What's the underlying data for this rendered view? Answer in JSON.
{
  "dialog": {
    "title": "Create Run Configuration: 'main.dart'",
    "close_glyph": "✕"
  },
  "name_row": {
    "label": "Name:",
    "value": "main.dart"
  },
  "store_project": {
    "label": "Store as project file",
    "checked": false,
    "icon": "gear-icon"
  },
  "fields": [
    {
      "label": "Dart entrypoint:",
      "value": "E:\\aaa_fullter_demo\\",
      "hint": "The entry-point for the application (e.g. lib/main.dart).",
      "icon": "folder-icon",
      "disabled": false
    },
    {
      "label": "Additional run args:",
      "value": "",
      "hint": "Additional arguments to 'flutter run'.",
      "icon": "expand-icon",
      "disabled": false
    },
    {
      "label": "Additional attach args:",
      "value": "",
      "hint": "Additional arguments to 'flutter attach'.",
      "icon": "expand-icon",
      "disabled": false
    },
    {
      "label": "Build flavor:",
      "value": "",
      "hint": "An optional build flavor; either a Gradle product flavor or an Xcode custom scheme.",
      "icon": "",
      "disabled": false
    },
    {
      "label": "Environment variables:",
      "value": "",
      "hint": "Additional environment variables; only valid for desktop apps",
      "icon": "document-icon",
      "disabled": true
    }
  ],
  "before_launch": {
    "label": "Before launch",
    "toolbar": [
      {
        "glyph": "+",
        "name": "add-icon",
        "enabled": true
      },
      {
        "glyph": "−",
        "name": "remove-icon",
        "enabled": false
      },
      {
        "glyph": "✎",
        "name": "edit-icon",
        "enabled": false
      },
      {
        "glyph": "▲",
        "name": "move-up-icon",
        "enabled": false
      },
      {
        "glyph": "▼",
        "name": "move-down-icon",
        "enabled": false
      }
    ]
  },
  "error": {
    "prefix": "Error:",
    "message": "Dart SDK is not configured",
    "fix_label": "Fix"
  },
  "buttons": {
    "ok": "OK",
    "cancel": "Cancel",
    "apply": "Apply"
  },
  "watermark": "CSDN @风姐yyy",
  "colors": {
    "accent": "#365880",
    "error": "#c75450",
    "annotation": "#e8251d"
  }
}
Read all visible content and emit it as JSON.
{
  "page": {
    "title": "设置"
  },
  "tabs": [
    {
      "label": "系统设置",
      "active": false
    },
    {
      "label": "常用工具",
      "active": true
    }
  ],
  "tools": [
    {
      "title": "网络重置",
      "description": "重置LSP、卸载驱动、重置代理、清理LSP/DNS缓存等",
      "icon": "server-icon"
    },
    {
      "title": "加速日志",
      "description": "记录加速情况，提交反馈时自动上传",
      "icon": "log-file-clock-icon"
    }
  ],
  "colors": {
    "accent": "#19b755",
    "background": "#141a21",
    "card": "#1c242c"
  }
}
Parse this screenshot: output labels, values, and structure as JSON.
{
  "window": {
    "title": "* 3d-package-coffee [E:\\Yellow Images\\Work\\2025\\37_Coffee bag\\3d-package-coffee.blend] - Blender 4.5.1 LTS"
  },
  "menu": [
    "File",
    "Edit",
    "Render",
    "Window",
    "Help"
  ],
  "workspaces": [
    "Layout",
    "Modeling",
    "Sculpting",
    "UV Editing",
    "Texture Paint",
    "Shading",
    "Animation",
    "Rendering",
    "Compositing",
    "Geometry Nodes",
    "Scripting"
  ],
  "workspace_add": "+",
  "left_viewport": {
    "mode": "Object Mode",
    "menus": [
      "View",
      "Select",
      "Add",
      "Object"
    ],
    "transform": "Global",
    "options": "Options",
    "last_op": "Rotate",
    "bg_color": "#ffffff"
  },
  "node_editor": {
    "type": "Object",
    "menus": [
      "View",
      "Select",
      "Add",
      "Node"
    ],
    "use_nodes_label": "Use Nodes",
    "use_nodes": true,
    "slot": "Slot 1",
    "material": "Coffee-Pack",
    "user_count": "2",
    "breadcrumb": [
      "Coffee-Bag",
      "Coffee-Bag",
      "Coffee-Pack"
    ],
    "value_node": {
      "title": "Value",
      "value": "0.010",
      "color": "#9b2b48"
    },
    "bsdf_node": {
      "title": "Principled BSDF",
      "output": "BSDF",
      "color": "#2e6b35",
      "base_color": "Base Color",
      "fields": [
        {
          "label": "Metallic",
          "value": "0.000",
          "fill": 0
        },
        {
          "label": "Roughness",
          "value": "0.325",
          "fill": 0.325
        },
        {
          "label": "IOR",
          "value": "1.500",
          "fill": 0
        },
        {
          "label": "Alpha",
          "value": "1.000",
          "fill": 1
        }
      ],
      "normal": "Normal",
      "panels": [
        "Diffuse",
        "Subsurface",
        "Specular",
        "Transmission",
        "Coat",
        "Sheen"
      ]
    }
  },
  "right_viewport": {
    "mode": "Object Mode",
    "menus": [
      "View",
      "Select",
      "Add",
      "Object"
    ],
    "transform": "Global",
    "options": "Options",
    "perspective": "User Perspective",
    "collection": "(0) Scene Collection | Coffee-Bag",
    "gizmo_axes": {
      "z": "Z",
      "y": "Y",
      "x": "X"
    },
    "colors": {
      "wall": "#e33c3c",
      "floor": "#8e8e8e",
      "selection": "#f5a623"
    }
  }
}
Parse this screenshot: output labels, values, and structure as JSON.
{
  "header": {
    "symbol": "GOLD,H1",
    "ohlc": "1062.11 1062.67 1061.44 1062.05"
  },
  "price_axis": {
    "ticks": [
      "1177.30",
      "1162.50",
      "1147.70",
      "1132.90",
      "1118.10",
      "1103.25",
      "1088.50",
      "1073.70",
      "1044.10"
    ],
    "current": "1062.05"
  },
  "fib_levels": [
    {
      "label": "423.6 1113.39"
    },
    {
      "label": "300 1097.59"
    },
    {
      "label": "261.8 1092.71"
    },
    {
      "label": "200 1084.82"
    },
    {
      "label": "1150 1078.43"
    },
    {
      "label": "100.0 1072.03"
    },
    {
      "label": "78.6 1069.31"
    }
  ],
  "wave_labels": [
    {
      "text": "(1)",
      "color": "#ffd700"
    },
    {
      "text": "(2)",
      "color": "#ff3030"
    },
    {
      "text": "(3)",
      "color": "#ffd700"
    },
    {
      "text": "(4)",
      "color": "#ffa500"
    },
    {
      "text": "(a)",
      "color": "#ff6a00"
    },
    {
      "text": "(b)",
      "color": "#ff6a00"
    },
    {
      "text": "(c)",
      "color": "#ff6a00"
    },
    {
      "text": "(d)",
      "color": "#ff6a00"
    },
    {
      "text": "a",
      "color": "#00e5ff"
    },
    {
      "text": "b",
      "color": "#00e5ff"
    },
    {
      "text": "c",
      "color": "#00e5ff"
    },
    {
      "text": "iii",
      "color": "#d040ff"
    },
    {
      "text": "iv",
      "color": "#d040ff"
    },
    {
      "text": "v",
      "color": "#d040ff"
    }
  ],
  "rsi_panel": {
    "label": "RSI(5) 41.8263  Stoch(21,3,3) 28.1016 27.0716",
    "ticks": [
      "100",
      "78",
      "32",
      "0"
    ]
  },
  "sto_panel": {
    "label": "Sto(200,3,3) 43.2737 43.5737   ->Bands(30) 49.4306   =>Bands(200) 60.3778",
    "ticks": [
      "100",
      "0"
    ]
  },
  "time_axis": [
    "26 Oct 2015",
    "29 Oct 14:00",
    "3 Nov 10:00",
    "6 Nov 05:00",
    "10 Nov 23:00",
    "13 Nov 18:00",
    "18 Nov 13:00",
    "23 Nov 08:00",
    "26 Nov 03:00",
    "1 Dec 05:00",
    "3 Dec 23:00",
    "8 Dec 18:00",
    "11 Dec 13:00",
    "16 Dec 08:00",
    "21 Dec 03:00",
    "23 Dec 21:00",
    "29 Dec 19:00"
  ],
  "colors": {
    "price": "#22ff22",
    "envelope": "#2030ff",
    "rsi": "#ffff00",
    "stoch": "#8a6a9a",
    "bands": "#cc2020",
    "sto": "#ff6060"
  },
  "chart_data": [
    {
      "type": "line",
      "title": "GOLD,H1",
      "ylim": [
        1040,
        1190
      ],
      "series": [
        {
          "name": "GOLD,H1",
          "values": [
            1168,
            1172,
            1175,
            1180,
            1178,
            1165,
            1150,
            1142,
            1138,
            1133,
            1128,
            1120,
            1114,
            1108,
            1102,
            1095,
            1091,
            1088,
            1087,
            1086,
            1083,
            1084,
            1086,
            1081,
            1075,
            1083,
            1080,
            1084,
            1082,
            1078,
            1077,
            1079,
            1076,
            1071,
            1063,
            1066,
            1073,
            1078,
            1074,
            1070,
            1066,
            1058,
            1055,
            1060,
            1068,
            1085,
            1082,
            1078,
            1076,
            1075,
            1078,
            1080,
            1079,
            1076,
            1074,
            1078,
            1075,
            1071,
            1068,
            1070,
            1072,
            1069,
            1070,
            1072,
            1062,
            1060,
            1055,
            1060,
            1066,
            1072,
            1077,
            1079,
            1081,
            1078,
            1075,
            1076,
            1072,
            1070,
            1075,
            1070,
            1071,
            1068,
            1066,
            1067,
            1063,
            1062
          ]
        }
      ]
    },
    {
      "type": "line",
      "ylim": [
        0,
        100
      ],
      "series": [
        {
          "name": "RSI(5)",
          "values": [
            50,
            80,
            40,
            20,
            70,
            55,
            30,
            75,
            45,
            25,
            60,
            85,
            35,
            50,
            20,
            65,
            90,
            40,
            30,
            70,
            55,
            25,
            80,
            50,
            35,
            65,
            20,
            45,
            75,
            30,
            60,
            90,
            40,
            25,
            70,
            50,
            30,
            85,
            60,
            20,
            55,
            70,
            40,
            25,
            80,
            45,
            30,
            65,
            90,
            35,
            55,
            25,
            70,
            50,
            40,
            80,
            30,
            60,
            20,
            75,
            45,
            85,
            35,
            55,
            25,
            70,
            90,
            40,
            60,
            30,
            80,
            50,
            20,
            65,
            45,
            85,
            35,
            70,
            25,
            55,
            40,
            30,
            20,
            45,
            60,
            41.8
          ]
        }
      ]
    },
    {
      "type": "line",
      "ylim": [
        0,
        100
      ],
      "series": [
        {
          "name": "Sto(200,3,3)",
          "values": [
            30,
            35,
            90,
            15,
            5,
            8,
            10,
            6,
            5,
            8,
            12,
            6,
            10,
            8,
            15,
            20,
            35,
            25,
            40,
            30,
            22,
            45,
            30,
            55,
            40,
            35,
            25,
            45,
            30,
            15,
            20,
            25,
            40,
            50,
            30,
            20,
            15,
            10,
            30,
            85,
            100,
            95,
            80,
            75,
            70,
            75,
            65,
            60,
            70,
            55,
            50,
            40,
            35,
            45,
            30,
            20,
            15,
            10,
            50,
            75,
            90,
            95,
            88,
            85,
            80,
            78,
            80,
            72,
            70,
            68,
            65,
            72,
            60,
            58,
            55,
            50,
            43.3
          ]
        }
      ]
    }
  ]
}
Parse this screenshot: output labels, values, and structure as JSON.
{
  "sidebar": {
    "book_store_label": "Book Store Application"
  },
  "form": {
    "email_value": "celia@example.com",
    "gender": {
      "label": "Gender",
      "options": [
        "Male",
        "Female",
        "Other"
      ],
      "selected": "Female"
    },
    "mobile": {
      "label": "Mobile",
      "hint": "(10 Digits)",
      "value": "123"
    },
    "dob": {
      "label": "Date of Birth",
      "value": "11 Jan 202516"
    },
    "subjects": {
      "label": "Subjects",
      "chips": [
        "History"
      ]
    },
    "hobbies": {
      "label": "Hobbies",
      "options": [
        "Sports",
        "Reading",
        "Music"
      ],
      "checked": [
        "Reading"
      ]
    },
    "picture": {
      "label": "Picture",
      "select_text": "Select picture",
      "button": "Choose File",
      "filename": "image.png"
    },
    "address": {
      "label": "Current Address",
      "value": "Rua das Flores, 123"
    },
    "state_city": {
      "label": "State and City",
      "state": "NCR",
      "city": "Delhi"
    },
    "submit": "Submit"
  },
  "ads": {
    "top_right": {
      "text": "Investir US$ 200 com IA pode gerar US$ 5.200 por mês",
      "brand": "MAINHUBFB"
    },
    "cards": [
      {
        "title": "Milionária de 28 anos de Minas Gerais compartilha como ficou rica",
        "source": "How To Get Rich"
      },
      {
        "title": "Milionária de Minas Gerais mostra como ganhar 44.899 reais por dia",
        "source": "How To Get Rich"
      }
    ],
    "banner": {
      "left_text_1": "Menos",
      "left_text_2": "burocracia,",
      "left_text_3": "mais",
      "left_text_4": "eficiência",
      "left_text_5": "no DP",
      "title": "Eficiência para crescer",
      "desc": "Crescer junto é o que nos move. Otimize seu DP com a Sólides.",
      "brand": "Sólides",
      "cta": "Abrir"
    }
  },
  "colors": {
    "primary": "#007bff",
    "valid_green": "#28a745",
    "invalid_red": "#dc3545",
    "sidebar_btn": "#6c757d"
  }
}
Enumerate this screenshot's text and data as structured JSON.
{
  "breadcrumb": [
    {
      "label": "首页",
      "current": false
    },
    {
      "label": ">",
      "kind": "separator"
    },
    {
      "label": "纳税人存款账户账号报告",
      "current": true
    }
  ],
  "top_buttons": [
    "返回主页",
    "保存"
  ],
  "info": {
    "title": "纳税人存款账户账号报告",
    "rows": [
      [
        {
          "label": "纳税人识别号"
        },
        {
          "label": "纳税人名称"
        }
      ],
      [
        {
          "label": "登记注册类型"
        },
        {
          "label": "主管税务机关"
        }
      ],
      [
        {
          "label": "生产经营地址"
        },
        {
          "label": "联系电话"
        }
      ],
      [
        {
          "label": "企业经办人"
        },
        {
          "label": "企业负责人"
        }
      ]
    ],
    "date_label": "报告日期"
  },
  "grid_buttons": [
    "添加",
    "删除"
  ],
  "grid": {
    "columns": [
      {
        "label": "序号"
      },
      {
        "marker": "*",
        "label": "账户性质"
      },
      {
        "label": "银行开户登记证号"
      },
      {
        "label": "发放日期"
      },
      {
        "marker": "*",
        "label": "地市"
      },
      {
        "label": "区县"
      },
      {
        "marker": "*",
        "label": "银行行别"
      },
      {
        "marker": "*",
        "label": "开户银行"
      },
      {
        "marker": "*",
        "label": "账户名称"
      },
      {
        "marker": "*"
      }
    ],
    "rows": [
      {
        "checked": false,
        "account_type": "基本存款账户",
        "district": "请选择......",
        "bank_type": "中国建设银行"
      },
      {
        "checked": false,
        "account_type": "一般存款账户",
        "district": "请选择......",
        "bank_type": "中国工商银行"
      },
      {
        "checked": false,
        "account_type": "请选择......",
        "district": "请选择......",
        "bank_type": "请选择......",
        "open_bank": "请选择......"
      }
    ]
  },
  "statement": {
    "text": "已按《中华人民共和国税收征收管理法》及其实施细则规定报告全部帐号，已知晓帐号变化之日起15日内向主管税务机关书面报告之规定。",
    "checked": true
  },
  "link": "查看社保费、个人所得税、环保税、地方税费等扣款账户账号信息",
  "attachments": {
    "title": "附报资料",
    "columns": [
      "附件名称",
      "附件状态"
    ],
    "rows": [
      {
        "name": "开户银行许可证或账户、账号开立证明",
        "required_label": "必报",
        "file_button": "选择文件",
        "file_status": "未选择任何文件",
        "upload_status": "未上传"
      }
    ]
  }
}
·····
◆ Goal of the exercise ◆
Copy every line in the listing above where the string "Additional" turns up.

◆ Solution for this problem ◆
      "label": "Additional run args:",
      "hint": "Additional arguments to 'flutter run'.",
      "label": "Additional attach args:",
      "hint": "Additional arguments to 'flutter attach'.",
      "hint": "Additional environment variables; only valid for desktop apps",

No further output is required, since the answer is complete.